Reproduce each of the lines word for word.

▸ **ENTRIES SUPPLIED**
%%
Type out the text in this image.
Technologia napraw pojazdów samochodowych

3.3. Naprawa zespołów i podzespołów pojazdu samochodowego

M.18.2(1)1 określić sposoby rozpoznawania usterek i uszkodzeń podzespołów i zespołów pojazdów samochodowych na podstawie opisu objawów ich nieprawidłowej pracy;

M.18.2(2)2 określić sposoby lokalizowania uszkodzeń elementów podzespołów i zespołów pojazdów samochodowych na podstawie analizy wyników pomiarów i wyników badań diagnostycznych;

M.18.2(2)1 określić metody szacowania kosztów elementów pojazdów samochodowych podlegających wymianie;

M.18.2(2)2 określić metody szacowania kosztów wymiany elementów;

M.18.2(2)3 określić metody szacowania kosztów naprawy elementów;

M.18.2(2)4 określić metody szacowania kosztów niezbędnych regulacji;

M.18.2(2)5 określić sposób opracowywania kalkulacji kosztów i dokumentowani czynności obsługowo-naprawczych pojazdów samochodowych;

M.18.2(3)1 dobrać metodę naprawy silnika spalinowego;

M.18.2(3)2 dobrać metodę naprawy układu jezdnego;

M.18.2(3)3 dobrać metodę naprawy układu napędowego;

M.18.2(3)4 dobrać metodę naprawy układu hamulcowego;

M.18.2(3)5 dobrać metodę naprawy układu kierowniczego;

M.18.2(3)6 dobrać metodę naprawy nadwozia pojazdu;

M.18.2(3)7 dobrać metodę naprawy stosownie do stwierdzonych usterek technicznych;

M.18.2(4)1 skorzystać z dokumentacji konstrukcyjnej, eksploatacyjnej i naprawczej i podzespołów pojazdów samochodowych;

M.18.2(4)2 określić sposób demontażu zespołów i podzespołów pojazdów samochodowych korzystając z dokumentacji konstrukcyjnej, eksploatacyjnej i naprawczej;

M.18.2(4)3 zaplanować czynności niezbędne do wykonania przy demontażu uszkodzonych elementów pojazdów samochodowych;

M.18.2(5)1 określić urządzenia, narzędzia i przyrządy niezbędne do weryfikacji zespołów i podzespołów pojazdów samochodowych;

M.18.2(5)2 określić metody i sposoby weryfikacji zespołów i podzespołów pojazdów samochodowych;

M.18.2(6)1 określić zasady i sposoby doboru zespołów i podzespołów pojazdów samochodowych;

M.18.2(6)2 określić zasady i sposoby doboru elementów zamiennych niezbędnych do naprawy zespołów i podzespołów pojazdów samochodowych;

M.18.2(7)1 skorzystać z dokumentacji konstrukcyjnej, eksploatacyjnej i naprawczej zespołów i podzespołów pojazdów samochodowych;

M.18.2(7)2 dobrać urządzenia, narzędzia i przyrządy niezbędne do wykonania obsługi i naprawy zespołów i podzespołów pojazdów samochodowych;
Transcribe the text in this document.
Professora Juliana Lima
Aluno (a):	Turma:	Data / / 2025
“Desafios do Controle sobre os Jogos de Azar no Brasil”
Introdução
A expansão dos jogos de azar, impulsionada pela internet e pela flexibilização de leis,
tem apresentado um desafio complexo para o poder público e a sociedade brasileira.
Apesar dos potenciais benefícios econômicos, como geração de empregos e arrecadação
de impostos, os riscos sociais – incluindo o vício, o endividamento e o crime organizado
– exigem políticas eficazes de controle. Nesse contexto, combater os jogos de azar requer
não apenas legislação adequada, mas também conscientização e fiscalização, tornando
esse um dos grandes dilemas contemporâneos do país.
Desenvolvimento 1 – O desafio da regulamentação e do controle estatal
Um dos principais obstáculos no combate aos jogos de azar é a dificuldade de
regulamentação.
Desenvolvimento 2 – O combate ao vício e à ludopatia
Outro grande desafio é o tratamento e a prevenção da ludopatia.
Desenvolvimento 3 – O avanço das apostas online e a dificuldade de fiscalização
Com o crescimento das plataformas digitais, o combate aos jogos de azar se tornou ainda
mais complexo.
%%
▸ **ANSWER TO THIS TASK**
Type out the text in this image.
Technologia napraw pojazdów samochodowych

3.3. Naprawa zespołów i podzespołów pojazdu samochodowego

M.18.2(1)1 określić sposoby rozpoznawania usterek i uszkodzeń podzespołów i zespołów pojazdów samochodowych na podstawie opisu objawów ich nieprawidłowej pracy;

M.18.2(2)2 określić sposoby lokalizowania uszkodzeń elementów podzespołów i zespołów pojazdów samochodowych na podstawie analizy wyników pomiarów i wyników badań diagnostycznych;

M.18.2(2)1 określić metody szacowania kosztów elementów pojazdów samochodowych podlegających wymianie;

M.18.2(2)2 określić metody szacowania kosztów wymiany elementów;

M.18.2(2)3 określić metody szacowania kosztów naprawy elementów;

M.18.2(2)4 określić metody szacowania kosztów niezbędnych regulacji;

M.18.2(2)5 określić sposób opracowywania kalkulacji kosztów i dokumentowani czynności obsługowo-naprawczych pojazdów samochodowych;

M.18.2(3)1 dobrać metodę naprawy silnika spalinowego;

M.18.2(3)2 dobrać metodę naprawy układu jezdnego;

M.18.2(3)3 dobrać metodę naprawy układu napędowego;

M.18.2(3)4 dobrać metodę naprawy układu hamulcowego;

M.18.2(3)5 dobrać metodę naprawy układu kierowniczego;

M.18.2(3)6 dobrać metodę naprawy nadwozia pojazdu;

M.18.2(3)7 dobrać metodę naprawy stosownie do stwierdzonych usterek technicznych;

M.18.2(4)1 skorzystać z dokumentacji konstrukcyjnej, eksploatacyjnej i naprawczej i podzespołów pojazdów samochodowych;

M.18.2(4)2 określić sposób demontażu zespołów i podzespołów pojazdów samochodowych korzystając z dokumentacji konstrukcyjnej, eksploatacyjnej i naprawczej;

M.18.2(4)3 zaplanować czynności niezbędne do wykonania przy demontażu uszkodzonych elementów pojazdów samochodowych;

M.18.2(5)1 określić urządzenia, narzędzia i przyrządy niezbędne do weryfikacji zespołów i podzespołów pojazdów samochodowych;

M.18.2(5)2 określić metody i sposoby weryfikacji zespołów i podzespołów pojazdów samochodowych;

M.18.2(6)1 określić zasady i sposoby doboru zespołów i podzespołów pojazdów samochodowych;

M.18.2(6)2 określić zasady i sposoby doboru elementów zamiennych niezbędnych do naprawy zespołów i podzespołów pojazdów samochodowych;

M.18.2(7)1 skorzystać z dokumentacji konstrukcyjnej, eksploatacyjnej i naprawczej zespołów i podzespołów pojazdów samochodowych;

M.18.2(7)2 dobrać urządzenia, narzędzia i przyrządy niezbędne do wykonania obsługi i naprawy zespołów i podzespołów pojazdów samochodowych;
Transcribe the text in this document.
Professora Juliana Lima
Aluno (a):	Turma:	Data / / 2025
“Desafios do Controle sobre os Jogos de Azar no Brasil”
Introdução
A expansão dos jogos de azar, impulsionada pela internet e pela flexibilização de leis,
tem apresentado um desafio complexo para o poder público e a sociedade brasileira.
Apesar dos potenciais benefícios econômicos, como geração de empregos e arrecadação
de impostos, os riscos sociais – incluindo o vício, o endividamento e o crime organizado
– exigem políticas eficazes de controle. Nesse contexto, combater os jogos de azar requer
não apenas legislação adequada, mas também conscientização e fiscalização, tornando
esse um dos grandes dilemas contemporâneos do país.
Desenvolvimento 1 – O desafio da regulamentação e do controle estatal
Um dos principais obstáculos no combate aos jogos de azar é a dificuldade de
regulamentação.
Desenvolvimento 2 – O combate ao vício e à ludopatia
Outro grande desafio é o tratamento e a prevenção da ludopatia.
Desenvolvimento 3 – O avanço das apostas online e a dificuldade de fiscalização
Com o crescimento das plataformas digitais, o combate aos jogos de azar se tornou ainda
mais complexo.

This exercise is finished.